[Task description]: Give back every line exactly as it appears, pictures excluded.

Data entries

((

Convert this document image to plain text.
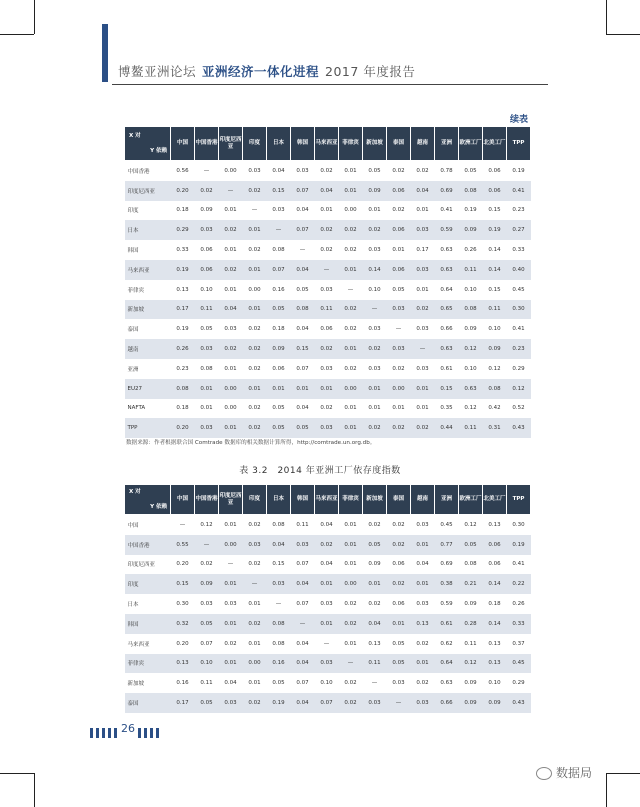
博鳌亚洲论坛 亚洲经济一体化进程 2017 年度报告
续表
Y 依赖
X 对	中国	中国香港	印度尼西亚	印度	日本	韩国	马来西亚	菲律宾	新加坡	泰国	越南	亚洲	欧洲工厂	北美工厂	TPP
中国香港	0.56	—	0.00	0.03	0.04	0.03	0.02	0.01	0.05	0.02	0.02	0.78	0.05	0.06	0.19
印度尼西亚	0.20	0.02	—	0.02	0.15	0.07	0.04	0.01	0.09	0.06	0.04	0.69	0.08	0.06	0.41
印度	0.18	0.09	0.01	—	0.03	0.04	0.01	0.00	0.01	0.02	0.01	0.41	0.19	0.15	0.23
日本	0.29	0.03	0.02	0.01	—	0.07	0.02	0.02	0.02	0.06	0.03	0.59	0.09	0.19	0.27
韩国	0.33	0.06	0.01	0.02	0.08	—	0.02	0.02	0.03	0.01	0.17	0.63	0.26	0.14	0.33
马来西亚	0.19	0.06	0.02	0.01	0.07	0.04	—	0.01	0.14	0.06	0.03	0.63	0.11	0.14	0.40
菲律宾	0.13	0.10	0.01	0.00	0.16	0.05	0.03	—	0.10	0.05	0.01	0.64	0.10	0.15	0.45
新加坡	0.17	0.11	0.04	0.01	0.05	0.08	0.11	0.02	—	0.03	0.02	0.65	0.08	0.11	0.30
泰国	0.19	0.05	0.03	0.02	0.18	0.04	0.06	0.02	0.03	—	0.03	0.66	0.09	0.10	0.41
越南	0.26	0.03	0.02	0.02	0.09	0.15	0.02	0.01	0.02	0.03	—	0.63	0.12	0.09	0.23
亚洲	0.23	0.08	0.01	0.02	0.06	0.07	0.03	0.02	0.03	0.02	0.03	0.61	0.10	0.12	0.29
EU27	0.08	0.01	0.00	0.01	0.01	0.01	0.01	0.00	0.01	0.00	0.01	0.15	0.63	0.08	0.12
NAFTA	0.18	0.01	0.00	0.02	0.05	0.04	0.02	0.01	0.01	0.01	0.01	0.35	0.12	0.42	0.52
TPP	0.20	0.03	0.01	0.02	0.05	0.05	0.03	0.01	0.02	0.02	0.02	0.44	0.11	0.31	0.43
数据来源：作者根据联合国 Comtrade 数据库的相关数据计算所得，http://comtrade.un.org.db。
表 3.2　2014 年亚洲工厂依存度指数
Y 依赖
X 对	中国	中国香港	印度尼西亚	印度	日本	韩国	马来西亚	菲律宾	新加坡	泰国	越南	亚洲	欧洲工厂	北美工厂	TPP
中国	—	0.12	0.01	0.02	0.08	0.11	0.04	0.01	0.02	0.02	0.03	0.45	0.12	0.13	0.30
中国香港	0.55	—	0.00	0.03	0.04	0.03	0.02	0.01	0.05	0.02	0.01	0.77	0.05	0.06	0.19
印度尼西亚	0.20	0.02	—	0.02	0.15	0.07	0.04	0.01	0.09	0.06	0.04	0.69	0.08	0.06	0.41
印度	0.15	0.09	0.01	—	0.03	0.04	0.01	0.00	0.01	0.02	0.01	0.38	0.21	0.14	0.22
日本	0.30	0.03	0.03	0.01	—	0.07	0.03	0.02	0.02	0.06	0.03	0.59	0.09	0.18	0.26
韩国	0.32	0.05	0.01	0.02	0.08	—	0.01	0.02	0.04	0.01	0.13	0.61	0.28	0.14	0.33
马来西亚	0.20	0.07	0.02	0.01	0.08	0.04	—	0.01	0.13	0.05	0.02	0.62	0.11	0.13	0.37
菲律宾	0.13	0.10	0.01	0.00	0.16	0.04	0.03	—	0.11	0.05	0.01	0.64	0.12	0.13	0.45
新加坡	0.16	0.11	0.04	0.01	0.05	0.07	0.10	0.02	—	0.03	0.02	0.63	0.09	0.10	0.29
泰国	0.17	0.05	0.03	0.02	0.19	0.04	0.07	0.02	0.03	—	0.03	0.66	0.09	0.09	0.43
26
数据局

))

[The solution]:
Convert this document image to plain text.
博鳌亚洲论坛 亚洲经济一体化进程 2017 年度报告
续表
Y 依赖
X 对	中国	中国香港	印度尼西亚	印度	日本	韩国	马来西亚	菲律宾	新加坡	泰国	越南	亚洲	欧洲工厂	北美工厂	TPP
中国香港	0.56	—	0.00	0.03	0.04	0.03	0.02	0.01	0.05	0.02	0.02	0.78	0.05	0.06	0.19
印度尼西亚	0.20	0.02	—	0.02	0.15	0.07	0.04	0.01	0.09	0.06	0.04	0.69	0.08	0.06	0.41
印度	0.18	0.09	0.01	—	0.03	0.04	0.01	0.00	0.01	0.02	0.01	0.41	0.19	0.15	0.23
日本	0.29	0.03	0.02	0.01	—	0.07	0.02	0.02	0.02	0.06	0.03	0.59	0.09	0.19	0.27
韩国	0.33	0.06	0.01	0.02	0.08	—	0.02	0.02	0.03	0.01	0.17	0.63	0.26	0.14	0.33
马来西亚	0.19	0.06	0.02	0.01	0.07	0.04	—	0.01	0.14	0.06	0.03	0.63	0.11	0.14	0.40
菲律宾	0.13	0.10	0.01	0.00	0.16	0.05	0.03	—	0.10	0.05	0.01	0.64	0.10	0.15	0.45
新加坡	0.17	0.11	0.04	0.01	0.05	0.08	0.11	0.02	—	0.03	0.02	0.65	0.08	0.11	0.30
泰国	0.19	0.05	0.03	0.02	0.18	0.04	0.06	0.02	0.03	—	0.03	0.66	0.09	0.10	0.41
越南	0.26	0.03	0.02	0.02	0.09	0.15	0.02	0.01	0.02	0.03	—	0.63	0.12	0.09	0.23
亚洲	0.23	0.08	0.01	0.02	0.06	0.07	0.03	0.02	0.03	0.02	0.03	0.61	0.10	0.12	0.29
EU27	0.08	0.01	0.00	0.01	0.01	0.01	0.01	0.00	0.01	0.00	0.01	0.15	0.63	0.08	0.12
NAFTA	0.18	0.01	0.00	0.02	0.05	0.04	0.02	0.01	0.01	0.01	0.01	0.35	0.12	0.42	0.52
TPP	0.20	0.03	0.01	0.02	0.05	0.05	0.03	0.01	0.02	0.02	0.02	0.44	0.11	0.31	0.43
数据来源：作者根据联合国 Comtrade 数据库的相关数据计算所得，http://comtrade.un.org.db。
表 3.2　2014 年亚洲工厂依存度指数
Y 依赖
X 对	中国	中国香港	印度尼西亚	印度	日本	韩国	马来西亚	菲律宾	新加坡	泰国	越南	亚洲	欧洲工厂	北美工厂	TPP
中国	—	0.12	0.01	0.02	0.08	0.11	0.04	0.01	0.02	0.02	0.03	0.45	0.12	0.13	0.30
中国香港	0.55	—	0.00	0.03	0.04	0.03	0.02	0.01	0.05	0.02	0.01	0.77	0.05	0.06	0.19
印度尼西亚	0.20	0.02	—	0.02	0.15	0.07	0.04	0.01	0.09	0.06	0.04	0.69	0.08	0.06	0.41
印度	0.15	0.09	0.01	—	0.03	0.04	0.01	0.00	0.01	0.02	0.01	0.38	0.21	0.14	0.22
日本	0.30	0.03	0.03	0.01	—	0.07	0.03	0.02	0.02	0.06	0.03	0.59	0.09	0.18	0.26
韩国	0.32	0.05	0.01	0.02	0.08	—	0.01	0.02	0.04	0.01	0.13	0.61	0.28	0.14	0.33
马来西亚	0.20	0.07	0.02	0.01	0.08	0.04	—	0.01	0.13	0.05	0.02	0.62	0.11	0.13	0.37
菲律宾	0.13	0.10	0.01	0.00	0.16	0.04	0.03	—	0.11	0.05	0.01	0.64	0.12	0.13	0.45
新加坡	0.16	0.11	0.04	0.01	0.05	0.07	0.10	0.02	—	0.03	0.02	0.63	0.09	0.10	0.29
泰国	0.17	0.05	0.03	0.02	0.19	0.04	0.07	0.02	0.03	—	0.03	0.66	0.09	0.09	0.43
26
数据局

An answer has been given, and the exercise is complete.